### Data excerpts
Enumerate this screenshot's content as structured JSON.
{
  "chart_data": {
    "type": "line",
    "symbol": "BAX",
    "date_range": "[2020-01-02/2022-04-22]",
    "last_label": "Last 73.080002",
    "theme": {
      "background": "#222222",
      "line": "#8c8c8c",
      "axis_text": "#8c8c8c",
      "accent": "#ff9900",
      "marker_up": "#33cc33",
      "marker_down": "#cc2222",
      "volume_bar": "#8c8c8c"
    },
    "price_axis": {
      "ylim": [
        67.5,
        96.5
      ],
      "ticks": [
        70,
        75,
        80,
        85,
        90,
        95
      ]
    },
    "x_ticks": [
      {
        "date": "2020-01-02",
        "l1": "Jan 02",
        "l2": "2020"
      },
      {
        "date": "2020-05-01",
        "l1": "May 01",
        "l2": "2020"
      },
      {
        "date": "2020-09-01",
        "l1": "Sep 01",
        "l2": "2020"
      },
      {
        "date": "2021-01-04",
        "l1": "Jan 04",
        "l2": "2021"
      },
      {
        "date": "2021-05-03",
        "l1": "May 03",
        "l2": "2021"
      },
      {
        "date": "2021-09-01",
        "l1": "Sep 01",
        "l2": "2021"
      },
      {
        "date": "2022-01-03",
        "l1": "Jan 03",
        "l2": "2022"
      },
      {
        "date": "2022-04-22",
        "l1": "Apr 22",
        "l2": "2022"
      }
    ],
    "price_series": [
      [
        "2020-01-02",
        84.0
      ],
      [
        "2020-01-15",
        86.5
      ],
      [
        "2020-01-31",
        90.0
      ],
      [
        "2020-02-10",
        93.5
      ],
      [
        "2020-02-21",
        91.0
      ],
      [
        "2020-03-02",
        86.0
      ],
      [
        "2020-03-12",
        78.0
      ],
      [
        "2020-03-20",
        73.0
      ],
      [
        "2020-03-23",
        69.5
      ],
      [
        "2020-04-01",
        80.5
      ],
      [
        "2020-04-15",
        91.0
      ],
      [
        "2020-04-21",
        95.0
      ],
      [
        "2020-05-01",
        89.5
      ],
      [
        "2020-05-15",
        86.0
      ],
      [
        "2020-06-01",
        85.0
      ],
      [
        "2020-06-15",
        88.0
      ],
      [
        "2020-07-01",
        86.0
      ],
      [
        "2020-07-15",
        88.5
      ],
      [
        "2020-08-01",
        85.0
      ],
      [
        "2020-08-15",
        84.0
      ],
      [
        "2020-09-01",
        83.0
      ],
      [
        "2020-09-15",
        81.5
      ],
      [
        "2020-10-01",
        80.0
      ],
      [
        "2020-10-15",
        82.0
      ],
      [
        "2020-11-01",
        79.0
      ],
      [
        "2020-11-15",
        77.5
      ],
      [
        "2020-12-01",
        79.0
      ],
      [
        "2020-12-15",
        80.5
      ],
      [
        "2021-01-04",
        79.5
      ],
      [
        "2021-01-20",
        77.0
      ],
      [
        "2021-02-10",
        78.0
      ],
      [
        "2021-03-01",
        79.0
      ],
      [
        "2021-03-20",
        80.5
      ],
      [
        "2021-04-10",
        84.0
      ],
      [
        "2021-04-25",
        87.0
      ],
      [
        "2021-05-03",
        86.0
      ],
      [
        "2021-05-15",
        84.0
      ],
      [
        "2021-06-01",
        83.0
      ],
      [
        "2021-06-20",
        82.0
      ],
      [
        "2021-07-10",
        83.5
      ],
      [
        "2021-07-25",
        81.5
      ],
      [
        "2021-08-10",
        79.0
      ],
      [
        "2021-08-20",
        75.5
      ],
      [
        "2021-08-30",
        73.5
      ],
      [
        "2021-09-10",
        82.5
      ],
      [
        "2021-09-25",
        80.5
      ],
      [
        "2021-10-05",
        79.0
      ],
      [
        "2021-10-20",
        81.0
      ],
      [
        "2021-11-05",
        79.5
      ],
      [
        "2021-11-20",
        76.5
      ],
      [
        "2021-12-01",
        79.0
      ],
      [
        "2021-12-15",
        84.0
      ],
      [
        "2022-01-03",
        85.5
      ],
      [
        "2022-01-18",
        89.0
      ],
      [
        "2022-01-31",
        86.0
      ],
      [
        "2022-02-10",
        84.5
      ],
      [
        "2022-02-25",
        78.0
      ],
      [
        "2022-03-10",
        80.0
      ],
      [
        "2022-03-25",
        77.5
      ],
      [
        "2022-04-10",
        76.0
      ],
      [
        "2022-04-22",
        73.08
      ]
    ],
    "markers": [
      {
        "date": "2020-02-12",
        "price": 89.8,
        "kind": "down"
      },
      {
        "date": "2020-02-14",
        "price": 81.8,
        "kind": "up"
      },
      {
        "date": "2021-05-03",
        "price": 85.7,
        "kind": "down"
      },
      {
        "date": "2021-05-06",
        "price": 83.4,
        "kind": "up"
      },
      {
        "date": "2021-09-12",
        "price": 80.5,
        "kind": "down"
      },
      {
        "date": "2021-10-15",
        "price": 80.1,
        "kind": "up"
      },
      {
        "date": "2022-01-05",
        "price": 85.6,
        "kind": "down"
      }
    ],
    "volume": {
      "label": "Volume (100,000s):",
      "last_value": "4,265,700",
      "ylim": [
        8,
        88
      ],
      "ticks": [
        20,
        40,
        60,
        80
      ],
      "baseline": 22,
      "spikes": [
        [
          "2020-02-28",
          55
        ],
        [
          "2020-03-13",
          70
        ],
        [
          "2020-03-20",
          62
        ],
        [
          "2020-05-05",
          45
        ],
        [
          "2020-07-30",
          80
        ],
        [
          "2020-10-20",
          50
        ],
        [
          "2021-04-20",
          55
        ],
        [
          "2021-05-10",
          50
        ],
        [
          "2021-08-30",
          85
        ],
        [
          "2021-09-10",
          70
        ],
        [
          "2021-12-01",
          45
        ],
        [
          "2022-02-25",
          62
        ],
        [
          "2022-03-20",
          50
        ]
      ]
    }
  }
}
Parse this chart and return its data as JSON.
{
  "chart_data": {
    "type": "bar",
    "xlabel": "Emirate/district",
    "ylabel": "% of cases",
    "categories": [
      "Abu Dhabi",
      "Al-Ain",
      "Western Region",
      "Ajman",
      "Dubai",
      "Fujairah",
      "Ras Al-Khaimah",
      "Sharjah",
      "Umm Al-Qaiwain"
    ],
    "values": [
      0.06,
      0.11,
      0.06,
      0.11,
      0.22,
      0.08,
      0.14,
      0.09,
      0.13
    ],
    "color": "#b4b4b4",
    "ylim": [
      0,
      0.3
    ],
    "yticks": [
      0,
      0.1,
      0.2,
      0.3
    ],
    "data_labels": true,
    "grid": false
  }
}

### Task instructions
Using the records above, pull out each line where the word "JSON" occurs.

### In response
Enumerate this screenshot's content as structured JSON.
Parse this chart and return its data as JSON.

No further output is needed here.